■ **STATED PROBLEM**:
Among these lines, how many include "color"? Answer only with the number.

■ **MATERIAL PROVIDED**:
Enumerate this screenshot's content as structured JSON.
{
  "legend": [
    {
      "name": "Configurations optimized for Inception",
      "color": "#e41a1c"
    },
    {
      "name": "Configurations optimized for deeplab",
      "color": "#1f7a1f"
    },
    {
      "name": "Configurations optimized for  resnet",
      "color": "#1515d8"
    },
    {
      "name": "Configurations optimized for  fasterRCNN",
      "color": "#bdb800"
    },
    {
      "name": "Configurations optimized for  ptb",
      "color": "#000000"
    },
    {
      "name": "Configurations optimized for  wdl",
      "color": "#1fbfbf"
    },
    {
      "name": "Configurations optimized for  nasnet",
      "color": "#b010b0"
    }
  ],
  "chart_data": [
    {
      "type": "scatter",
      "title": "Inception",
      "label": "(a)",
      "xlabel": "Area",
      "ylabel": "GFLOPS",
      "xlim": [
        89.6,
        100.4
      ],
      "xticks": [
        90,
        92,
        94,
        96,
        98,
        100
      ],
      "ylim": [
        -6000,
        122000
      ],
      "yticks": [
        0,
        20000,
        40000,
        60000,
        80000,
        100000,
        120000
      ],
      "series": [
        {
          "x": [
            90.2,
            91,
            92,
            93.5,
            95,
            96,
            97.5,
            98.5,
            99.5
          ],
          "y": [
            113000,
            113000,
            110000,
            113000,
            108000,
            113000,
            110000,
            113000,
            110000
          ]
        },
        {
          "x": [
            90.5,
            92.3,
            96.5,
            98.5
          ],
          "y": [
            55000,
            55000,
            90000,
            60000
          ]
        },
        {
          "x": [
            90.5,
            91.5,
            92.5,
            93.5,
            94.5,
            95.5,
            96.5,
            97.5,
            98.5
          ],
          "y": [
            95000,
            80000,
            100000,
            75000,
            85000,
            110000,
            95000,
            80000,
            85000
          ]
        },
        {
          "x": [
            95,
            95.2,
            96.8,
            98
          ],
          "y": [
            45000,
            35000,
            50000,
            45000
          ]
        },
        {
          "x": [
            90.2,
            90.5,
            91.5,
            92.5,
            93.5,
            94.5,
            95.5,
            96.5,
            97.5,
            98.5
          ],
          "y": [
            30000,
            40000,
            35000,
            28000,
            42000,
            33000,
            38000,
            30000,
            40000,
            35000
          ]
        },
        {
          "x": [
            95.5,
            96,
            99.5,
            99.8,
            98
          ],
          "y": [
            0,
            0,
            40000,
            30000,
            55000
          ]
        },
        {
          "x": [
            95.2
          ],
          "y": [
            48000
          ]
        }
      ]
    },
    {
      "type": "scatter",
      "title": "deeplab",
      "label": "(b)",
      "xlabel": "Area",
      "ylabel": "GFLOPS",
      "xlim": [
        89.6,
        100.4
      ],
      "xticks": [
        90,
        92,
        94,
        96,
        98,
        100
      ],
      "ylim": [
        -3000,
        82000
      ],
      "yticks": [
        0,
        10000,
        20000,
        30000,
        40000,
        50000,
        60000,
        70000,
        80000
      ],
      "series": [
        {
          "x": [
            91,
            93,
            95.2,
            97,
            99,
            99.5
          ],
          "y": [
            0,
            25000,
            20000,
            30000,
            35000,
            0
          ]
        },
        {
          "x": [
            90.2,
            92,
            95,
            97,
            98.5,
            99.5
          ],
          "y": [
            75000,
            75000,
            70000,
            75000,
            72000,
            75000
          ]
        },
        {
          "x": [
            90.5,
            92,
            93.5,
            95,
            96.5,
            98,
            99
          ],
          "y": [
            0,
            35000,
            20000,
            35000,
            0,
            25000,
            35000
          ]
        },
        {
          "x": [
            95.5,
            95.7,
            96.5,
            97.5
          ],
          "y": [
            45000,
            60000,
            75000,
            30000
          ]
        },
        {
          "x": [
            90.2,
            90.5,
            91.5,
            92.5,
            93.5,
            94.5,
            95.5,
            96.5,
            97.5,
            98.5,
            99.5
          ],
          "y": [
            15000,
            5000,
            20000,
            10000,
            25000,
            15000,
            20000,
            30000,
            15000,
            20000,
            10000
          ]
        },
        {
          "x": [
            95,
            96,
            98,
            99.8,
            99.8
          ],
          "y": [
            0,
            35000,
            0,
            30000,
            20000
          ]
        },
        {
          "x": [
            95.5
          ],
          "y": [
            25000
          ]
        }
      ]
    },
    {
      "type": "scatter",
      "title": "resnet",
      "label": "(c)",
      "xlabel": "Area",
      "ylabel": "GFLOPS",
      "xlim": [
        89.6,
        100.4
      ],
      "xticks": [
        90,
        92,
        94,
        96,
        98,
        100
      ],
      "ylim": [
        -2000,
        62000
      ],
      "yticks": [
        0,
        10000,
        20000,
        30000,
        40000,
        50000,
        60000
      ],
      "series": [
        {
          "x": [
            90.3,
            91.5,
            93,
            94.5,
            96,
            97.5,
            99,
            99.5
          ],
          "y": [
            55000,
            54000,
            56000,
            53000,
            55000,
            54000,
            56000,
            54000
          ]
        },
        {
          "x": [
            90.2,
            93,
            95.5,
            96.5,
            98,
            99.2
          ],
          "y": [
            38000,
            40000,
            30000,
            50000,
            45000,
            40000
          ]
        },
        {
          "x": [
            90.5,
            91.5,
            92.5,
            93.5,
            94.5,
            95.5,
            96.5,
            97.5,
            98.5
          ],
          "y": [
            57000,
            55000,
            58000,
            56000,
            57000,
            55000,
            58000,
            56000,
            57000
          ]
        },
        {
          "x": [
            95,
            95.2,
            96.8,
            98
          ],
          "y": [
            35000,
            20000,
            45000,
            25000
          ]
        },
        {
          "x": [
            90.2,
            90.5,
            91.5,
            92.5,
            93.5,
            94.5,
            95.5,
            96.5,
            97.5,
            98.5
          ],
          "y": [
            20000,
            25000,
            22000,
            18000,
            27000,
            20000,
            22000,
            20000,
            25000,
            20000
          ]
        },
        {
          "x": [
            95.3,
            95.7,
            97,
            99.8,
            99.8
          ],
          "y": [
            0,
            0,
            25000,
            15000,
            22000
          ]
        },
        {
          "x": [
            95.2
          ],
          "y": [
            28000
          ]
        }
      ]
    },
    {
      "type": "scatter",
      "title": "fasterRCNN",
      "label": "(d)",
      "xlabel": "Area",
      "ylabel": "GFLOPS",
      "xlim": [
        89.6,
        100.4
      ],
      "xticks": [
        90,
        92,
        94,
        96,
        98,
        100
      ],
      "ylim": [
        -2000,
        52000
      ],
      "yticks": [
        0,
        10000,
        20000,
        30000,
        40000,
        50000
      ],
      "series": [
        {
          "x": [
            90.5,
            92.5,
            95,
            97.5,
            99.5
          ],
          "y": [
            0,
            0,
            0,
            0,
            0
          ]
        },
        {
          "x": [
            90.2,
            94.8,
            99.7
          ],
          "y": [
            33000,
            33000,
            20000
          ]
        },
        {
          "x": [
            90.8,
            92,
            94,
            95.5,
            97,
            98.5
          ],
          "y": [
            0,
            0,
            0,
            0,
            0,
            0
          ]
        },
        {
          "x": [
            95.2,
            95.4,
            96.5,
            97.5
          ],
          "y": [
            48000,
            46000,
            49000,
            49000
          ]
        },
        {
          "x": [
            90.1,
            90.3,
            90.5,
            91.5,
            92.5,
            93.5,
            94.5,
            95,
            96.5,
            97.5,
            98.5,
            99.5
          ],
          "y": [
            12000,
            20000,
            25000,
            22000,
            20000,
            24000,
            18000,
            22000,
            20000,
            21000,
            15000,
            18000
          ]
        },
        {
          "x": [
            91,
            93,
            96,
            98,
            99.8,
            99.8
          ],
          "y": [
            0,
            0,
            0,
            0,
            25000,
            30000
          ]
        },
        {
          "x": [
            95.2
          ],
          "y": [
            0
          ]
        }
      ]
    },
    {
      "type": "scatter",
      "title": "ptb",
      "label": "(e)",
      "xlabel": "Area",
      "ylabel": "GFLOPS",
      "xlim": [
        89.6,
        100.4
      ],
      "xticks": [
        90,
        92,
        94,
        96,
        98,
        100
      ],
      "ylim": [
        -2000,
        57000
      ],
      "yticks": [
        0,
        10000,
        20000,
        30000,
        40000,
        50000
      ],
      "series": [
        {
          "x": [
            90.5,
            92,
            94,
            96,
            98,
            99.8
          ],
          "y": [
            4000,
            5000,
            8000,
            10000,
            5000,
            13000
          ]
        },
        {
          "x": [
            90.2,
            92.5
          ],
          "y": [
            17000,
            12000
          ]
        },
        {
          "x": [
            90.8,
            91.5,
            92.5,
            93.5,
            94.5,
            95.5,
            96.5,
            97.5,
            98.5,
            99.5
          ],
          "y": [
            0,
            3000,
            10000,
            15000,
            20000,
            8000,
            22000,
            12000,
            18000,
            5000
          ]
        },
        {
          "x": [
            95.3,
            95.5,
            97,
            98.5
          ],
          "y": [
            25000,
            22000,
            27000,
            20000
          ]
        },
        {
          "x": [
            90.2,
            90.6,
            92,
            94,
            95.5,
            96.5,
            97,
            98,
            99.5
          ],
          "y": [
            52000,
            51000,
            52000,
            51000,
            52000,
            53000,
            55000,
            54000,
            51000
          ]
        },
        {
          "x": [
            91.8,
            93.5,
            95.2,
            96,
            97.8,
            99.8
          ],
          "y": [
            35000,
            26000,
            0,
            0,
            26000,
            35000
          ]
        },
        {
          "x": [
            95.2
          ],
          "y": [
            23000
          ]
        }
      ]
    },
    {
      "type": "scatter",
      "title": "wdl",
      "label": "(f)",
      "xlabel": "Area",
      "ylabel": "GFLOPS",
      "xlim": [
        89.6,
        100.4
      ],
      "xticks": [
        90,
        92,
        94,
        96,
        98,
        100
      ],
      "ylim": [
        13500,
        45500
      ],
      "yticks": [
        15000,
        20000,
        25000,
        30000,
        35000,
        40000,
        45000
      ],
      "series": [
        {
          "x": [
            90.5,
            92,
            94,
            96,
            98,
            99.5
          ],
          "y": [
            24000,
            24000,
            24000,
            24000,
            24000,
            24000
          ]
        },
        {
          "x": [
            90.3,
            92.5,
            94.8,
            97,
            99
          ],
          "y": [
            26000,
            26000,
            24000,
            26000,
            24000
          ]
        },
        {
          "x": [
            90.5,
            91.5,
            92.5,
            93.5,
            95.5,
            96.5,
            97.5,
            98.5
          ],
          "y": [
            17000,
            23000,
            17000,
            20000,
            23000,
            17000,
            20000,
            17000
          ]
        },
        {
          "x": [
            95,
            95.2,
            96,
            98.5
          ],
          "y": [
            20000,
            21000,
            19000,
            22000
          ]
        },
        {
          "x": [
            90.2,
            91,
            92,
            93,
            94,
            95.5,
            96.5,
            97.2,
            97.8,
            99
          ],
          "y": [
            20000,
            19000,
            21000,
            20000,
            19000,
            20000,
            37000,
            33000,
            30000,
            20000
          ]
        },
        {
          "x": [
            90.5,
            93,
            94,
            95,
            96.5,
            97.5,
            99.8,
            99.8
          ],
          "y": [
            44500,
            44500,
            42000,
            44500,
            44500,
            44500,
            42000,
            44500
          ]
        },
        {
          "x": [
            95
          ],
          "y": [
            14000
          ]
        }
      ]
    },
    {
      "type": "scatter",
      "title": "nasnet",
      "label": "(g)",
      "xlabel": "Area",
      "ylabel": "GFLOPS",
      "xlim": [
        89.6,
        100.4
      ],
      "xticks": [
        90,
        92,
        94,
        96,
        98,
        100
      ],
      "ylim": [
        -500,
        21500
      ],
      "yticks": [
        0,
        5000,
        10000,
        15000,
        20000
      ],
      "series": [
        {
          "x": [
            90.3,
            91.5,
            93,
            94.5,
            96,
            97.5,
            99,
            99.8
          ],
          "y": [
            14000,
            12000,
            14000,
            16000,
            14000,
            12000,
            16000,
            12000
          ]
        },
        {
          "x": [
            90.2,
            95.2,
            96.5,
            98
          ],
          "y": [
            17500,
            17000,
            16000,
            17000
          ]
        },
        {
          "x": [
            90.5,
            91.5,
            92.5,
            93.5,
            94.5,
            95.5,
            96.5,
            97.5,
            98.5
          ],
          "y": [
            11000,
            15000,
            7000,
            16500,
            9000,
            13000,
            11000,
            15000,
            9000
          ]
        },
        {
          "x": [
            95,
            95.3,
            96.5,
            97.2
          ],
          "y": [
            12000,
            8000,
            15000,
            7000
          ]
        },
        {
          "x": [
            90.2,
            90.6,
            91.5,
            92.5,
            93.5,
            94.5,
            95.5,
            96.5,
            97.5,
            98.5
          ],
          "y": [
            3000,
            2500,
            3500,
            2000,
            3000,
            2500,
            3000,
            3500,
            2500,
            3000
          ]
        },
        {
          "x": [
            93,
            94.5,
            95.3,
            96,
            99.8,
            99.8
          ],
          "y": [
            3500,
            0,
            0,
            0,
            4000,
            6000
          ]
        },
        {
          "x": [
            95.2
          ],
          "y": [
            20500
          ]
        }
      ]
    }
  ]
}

■ **SOLUTION TO THE EXERCISE**:
7